-- Your instructions --
Using the records that follow, copy every line containing the word "this".

-- Extracted information --
◇ ◇ ◇ ◇ ◇

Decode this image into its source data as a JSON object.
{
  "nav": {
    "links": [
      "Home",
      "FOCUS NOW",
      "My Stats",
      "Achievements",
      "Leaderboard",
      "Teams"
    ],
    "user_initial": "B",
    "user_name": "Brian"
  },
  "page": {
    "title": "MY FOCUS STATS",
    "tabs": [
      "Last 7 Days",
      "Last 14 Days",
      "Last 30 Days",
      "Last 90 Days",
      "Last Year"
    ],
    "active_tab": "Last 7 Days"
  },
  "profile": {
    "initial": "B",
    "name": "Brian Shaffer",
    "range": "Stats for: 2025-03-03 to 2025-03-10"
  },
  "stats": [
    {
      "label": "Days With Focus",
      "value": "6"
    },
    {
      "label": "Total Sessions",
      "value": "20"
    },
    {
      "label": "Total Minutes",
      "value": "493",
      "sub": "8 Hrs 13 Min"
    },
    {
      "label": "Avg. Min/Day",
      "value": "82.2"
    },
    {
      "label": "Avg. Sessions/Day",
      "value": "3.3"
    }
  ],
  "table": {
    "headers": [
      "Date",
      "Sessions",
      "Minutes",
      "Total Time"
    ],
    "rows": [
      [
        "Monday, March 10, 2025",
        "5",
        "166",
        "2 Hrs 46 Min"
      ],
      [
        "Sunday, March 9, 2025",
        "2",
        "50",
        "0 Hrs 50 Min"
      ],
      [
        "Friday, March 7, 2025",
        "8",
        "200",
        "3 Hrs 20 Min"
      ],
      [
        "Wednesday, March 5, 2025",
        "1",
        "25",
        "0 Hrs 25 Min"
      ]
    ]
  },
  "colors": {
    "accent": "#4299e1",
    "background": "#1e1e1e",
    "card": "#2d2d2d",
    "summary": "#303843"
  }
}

◇ ◇ ◇ ◇ ◇

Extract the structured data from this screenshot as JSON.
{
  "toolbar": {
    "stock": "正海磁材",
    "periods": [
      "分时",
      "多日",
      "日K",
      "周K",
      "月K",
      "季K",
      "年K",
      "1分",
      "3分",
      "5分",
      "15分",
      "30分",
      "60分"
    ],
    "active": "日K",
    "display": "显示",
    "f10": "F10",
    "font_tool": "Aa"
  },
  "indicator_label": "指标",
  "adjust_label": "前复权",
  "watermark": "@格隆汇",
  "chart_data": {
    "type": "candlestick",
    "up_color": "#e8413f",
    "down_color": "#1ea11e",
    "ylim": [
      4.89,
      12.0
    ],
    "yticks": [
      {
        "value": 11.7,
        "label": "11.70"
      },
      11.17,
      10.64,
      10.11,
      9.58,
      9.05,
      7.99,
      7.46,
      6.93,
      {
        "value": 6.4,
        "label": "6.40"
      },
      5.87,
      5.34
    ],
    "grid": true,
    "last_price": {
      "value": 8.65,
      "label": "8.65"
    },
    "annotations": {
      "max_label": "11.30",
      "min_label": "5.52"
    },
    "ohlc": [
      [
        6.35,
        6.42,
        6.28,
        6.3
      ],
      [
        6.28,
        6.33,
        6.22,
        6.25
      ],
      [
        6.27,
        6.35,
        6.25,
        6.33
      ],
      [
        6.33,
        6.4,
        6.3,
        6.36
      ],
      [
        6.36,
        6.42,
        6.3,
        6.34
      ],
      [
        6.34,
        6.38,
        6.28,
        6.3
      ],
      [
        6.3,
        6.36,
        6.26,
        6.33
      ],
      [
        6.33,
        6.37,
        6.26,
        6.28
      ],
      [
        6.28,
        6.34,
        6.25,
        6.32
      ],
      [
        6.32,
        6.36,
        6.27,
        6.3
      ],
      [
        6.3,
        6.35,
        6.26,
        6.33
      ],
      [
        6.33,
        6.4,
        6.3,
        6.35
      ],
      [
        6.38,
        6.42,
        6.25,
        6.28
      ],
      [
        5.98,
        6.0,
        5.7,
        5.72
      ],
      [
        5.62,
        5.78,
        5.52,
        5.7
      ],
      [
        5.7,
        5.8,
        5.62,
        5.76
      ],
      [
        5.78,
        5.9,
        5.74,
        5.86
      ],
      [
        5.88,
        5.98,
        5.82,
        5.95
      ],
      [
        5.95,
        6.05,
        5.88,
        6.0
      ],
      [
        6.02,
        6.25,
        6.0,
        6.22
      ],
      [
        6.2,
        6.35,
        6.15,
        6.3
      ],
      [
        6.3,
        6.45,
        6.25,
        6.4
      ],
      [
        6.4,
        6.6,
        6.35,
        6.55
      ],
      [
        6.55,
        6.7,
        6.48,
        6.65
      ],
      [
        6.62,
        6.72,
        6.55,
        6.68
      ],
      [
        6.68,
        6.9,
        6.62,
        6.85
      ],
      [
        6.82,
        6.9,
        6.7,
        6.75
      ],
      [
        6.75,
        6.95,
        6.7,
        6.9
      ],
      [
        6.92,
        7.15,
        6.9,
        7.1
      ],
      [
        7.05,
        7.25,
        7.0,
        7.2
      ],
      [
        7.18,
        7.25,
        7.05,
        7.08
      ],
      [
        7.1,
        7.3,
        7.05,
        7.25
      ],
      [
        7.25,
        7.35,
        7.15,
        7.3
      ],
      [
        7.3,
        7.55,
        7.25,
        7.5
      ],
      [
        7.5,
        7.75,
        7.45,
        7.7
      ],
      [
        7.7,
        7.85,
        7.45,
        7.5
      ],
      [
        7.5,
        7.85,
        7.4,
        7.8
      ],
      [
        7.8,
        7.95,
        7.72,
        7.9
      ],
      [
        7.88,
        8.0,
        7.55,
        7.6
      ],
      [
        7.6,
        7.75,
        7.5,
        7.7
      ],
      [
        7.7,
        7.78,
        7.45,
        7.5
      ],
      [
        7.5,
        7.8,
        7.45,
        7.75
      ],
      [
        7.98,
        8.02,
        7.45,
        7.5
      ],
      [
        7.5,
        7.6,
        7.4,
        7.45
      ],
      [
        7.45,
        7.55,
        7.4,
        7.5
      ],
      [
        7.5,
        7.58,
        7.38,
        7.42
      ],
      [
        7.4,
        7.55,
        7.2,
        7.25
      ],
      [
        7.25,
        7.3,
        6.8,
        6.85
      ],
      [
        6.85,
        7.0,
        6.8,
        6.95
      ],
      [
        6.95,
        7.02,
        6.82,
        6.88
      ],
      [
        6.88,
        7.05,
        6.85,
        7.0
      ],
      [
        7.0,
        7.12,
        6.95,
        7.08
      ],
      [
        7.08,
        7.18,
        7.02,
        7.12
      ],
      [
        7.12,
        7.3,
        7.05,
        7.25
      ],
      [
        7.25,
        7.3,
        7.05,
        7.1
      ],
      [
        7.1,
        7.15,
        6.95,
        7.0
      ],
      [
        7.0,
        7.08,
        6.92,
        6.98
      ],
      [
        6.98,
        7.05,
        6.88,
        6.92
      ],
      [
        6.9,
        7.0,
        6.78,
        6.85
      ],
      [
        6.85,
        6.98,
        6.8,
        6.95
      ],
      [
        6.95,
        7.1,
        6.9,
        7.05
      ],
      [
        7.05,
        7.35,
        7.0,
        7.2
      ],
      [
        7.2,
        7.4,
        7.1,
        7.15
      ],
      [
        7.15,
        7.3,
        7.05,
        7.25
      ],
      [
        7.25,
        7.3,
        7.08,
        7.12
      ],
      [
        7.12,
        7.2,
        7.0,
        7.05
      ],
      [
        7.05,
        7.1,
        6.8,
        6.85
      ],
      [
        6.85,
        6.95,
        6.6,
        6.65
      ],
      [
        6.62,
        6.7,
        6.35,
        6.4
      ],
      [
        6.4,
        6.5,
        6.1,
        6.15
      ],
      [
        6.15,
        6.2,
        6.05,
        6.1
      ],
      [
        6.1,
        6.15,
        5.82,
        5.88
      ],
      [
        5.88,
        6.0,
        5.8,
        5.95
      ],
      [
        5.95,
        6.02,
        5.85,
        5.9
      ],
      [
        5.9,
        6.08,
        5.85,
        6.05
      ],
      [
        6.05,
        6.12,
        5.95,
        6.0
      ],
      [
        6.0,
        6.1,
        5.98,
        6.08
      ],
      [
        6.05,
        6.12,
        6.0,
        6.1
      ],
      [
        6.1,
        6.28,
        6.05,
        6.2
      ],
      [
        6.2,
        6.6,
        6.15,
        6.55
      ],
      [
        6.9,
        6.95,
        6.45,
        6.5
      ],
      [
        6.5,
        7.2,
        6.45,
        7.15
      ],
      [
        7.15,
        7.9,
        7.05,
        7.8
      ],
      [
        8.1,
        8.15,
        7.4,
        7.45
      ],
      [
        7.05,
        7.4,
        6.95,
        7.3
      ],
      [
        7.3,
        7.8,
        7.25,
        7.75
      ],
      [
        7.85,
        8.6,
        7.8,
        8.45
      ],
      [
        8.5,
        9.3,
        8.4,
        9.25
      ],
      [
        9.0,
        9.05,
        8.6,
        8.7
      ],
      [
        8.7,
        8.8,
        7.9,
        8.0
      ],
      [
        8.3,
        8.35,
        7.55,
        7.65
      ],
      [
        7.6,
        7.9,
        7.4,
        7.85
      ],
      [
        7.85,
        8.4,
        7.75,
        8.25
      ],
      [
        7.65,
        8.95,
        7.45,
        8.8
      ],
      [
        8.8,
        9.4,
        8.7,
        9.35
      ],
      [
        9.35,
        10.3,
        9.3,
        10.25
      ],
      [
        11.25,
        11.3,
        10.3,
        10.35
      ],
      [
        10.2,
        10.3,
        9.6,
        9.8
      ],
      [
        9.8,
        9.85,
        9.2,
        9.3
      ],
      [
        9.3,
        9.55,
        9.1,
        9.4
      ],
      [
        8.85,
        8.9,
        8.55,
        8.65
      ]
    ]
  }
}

◇ ◇ ◇ ◇ ◇

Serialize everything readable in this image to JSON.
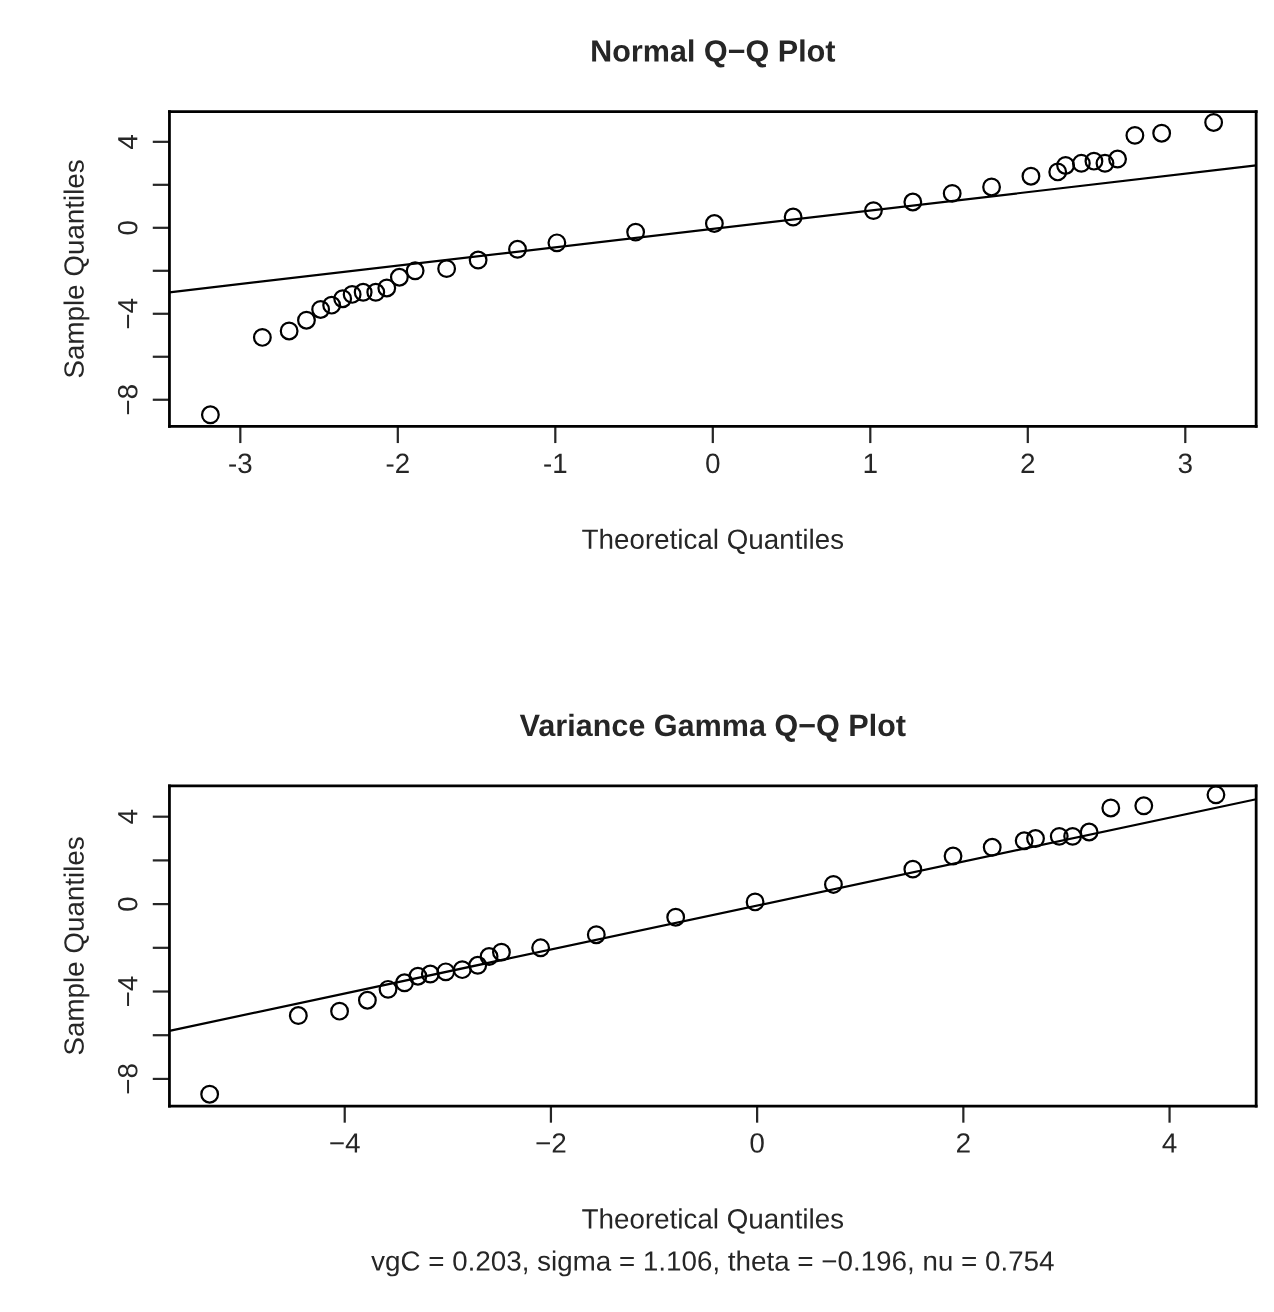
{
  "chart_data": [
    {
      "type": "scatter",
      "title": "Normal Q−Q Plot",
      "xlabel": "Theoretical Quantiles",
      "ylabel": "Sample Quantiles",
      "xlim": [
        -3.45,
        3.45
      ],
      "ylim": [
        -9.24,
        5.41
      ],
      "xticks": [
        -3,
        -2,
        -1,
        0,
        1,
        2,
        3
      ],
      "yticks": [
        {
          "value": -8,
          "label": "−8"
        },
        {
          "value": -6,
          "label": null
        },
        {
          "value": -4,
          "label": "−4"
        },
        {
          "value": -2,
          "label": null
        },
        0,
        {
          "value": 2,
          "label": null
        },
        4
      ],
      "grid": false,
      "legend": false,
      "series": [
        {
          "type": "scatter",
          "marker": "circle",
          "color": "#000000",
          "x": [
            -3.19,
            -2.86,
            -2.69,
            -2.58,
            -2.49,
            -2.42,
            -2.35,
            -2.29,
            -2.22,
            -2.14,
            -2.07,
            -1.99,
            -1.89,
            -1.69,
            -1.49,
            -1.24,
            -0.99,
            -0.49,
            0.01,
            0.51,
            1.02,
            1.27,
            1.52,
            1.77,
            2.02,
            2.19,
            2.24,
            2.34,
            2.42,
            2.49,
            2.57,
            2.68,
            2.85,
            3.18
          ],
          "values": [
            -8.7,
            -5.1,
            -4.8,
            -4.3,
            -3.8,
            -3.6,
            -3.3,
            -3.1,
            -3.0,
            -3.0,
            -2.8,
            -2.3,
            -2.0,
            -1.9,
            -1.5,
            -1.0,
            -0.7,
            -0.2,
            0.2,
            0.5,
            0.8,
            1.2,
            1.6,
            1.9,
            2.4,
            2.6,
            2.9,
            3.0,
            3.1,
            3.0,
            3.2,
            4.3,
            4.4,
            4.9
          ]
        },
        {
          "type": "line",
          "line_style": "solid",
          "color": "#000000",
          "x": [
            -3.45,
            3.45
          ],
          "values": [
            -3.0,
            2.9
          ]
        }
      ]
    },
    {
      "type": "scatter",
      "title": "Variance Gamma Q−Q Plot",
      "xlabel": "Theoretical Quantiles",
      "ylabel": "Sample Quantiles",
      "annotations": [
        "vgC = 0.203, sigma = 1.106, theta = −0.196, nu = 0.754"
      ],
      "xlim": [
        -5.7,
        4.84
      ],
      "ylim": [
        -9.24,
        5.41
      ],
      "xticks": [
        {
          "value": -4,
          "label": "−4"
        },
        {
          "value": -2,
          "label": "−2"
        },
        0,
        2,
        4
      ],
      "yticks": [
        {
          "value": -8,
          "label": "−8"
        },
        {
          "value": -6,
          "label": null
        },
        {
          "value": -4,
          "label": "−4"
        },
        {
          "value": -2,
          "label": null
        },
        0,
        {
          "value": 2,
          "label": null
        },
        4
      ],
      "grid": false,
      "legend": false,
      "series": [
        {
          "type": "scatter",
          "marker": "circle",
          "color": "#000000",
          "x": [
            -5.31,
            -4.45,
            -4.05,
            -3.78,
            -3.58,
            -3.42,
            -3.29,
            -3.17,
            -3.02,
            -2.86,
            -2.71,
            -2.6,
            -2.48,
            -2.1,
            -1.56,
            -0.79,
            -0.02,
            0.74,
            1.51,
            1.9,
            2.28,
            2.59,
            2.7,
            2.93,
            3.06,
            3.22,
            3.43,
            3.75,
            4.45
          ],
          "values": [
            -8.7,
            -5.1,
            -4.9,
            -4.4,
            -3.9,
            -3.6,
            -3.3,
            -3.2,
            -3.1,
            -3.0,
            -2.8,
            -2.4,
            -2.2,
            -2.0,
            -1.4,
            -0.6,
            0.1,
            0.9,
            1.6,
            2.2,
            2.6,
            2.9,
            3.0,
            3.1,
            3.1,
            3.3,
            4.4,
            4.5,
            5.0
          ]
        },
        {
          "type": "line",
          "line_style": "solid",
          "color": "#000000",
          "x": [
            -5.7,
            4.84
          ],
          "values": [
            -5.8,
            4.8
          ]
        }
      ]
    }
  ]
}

◇ ◇ ◇ ◇ ◇

-- Reply --
Decode this image into its source data as a JSON object.
Extract the structured data from this screenshot as JSON.
Serialize everything readable in this image to JSON.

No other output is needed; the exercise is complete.